▶ _Aim_
Repeat each entry as written, dropping any picture you find.

▶ _Records supplied_

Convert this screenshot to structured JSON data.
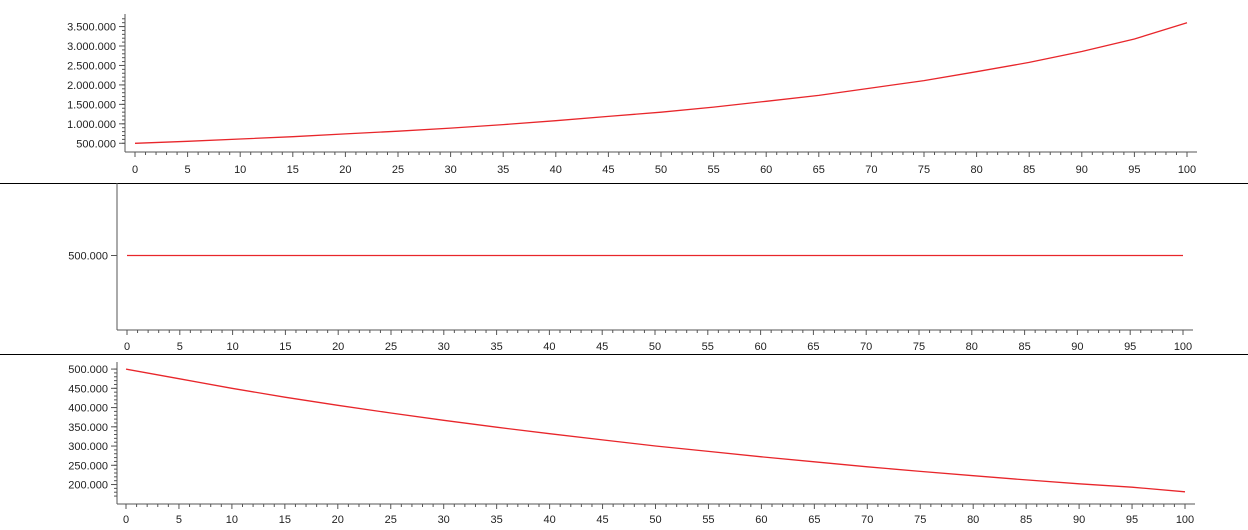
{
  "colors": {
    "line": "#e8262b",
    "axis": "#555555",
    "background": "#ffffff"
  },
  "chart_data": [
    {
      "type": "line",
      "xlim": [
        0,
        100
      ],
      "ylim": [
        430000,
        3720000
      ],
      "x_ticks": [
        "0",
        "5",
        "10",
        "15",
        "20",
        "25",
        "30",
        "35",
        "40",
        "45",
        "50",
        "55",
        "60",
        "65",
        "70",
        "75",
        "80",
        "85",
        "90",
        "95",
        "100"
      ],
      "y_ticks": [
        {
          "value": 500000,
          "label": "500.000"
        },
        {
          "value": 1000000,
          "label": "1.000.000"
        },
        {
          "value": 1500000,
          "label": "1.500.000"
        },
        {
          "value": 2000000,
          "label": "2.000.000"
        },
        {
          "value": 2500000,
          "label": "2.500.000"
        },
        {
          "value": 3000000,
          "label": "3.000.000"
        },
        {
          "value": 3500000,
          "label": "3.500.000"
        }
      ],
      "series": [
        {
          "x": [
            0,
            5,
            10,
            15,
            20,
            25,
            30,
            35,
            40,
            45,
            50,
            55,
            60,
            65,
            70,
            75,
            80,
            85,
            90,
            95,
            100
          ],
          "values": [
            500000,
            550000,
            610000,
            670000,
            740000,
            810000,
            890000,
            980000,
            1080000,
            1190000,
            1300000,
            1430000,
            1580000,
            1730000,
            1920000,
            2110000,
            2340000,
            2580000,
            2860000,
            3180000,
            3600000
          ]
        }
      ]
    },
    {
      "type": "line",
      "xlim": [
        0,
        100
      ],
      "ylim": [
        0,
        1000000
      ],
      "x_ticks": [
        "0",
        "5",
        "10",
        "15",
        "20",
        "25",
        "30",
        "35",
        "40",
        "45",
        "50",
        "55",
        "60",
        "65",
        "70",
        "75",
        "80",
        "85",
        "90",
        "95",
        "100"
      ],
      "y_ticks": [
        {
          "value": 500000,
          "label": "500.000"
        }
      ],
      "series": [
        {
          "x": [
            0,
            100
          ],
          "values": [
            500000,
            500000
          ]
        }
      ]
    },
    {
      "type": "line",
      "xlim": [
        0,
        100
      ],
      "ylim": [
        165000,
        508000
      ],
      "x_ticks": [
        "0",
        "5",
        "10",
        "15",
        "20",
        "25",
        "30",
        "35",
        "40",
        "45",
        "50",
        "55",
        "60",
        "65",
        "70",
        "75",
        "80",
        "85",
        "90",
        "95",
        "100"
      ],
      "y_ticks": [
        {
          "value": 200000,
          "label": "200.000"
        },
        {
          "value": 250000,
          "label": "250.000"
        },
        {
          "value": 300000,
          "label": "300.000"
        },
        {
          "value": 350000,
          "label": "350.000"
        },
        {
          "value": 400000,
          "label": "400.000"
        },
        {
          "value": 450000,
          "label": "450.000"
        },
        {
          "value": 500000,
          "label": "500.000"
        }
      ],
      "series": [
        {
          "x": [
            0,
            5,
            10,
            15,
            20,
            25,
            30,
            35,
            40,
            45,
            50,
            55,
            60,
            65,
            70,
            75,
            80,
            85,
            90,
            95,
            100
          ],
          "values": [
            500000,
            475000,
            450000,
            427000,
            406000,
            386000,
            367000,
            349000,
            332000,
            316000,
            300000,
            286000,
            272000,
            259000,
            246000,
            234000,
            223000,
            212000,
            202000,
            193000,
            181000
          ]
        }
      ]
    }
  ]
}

▶ _Solution to the exercise_
Convert this screenshot to structured JSON data.
{
  "colors": {
    "line": "#e8262b",
    "axis": "#555555",
    "background": "#ffffff"
  },
  "chart_data": [
    {
      "type": "line",
      "xlim": [
        0,
        100
      ],
      "ylim": [
        430000,
        3720000
      ],
      "x_ticks": [
        "0",
        "5",
        "10",
        "15",
        "20",
        "25",
        "30",
        "35",
        "40",
        "45",
        "50",
        "55",
        "60",
        "65",
        "70",
        "75",
        "80",
        "85",
        "90",
        "95",
        "100"
      ],
      "y_ticks": [
        {
          "value": 500000,
          "label": "500.000"
        },
        {
          "value": 1000000,
          "label": "1.000.000"
        },
        {
          "value": 1500000,
          "label": "1.500.000"
        },
        {
          "value": 2000000,
          "label": "2.000.000"
        },
        {
          "value": 2500000,
          "label": "2.500.000"
        },
        {
          "value": 3000000,
          "label": "3.000.000"
        },
        {
          "value": 3500000,
          "label": "3.500.000"
        }
      ],
      "series": [
        {
          "x": [
            0,
            5,
            10,
            15,
            20,
            25,
            30,
            35,
            40,
            45,
            50,
            55,
            60,
            65,
            70,
            75,
            80,
            85,
            90,
            95,
            100
          ],
          "values": [
            500000,
            550000,
            610000,
            670000,
            740000,
            810000,
            890000,
            980000,
            1080000,
            1190000,
            1300000,
            1430000,
            1580000,
            1730000,
            1920000,
            2110000,
            2340000,
            2580000,
            2860000,
            3180000,
            3600000
          ]
        }
      ]
    },
    {
      "type": "line",
      "xlim": [
        0,
        100
      ],
      "ylim": [
        0,
        1000000
      ],
      "x_ticks": [
        "0",
        "5",
        "10",
        "15",
        "20",
        "25",
        "30",
        "35",
        "40",
        "45",
        "50",
        "55",
        "60",
        "65",
        "70",
        "75",
        "80",
        "85",
        "90",
        "95",
        "100"
      ],
      "y_ticks": [
        {
          "value": 500000,
          "label": "500.000"
        }
      ],
      "series": [
        {
          "x": [
            0,
            100
          ],
          "values": [
            500000,
            500000
          ]
        }
      ]
    },
    {
      "type": "line",
      "xlim": [
        0,
        100
      ],
      "ylim": [
        165000,
        508000
      ],
      "x_ticks": [
        "0",
        "5",
        "10",
        "15",
        "20",
        "25",
        "30",
        "35",
        "40",
        "45",
        "50",
        "55",
        "60",
        "65",
        "70",
        "75",
        "80",
        "85",
        "90",
        "95",
        "100"
      ],
      "y_ticks": [
        {
          "value": 200000,
          "label": "200.000"
        },
        {
          "value": 250000,
          "label": "250.000"
        },
        {
          "value": 300000,
          "label": "300.000"
        },
        {
          "value": 350000,
          "label": "350.000"
        },
        {
          "value": 400000,
          "label": "400.000"
        },
        {
          "value": 450000,
          "label": "450.000"
        },
        {
          "value": 500000,
          "label": "500.000"
        }
      ],
      "series": [
        {
          "x": [
            0,
            5,
            10,
            15,
            20,
            25,
            30,
            35,
            40,
            45,
            50,
            55,
            60,
            65,
            70,
            75,
            80,
            85,
            90,
            95,
            100
          ],
          "values": [
            500000,
            475000,
            450000,
            427000,
            406000,
            386000,
            367000,
            349000,
            332000,
            316000,
            300000,
            286000,
            272000,
            259000,
            246000,
            234000,
            223000,
            212000,
            202000,
            193000,
            181000
          ]
        }
      ]
    }
  ]
}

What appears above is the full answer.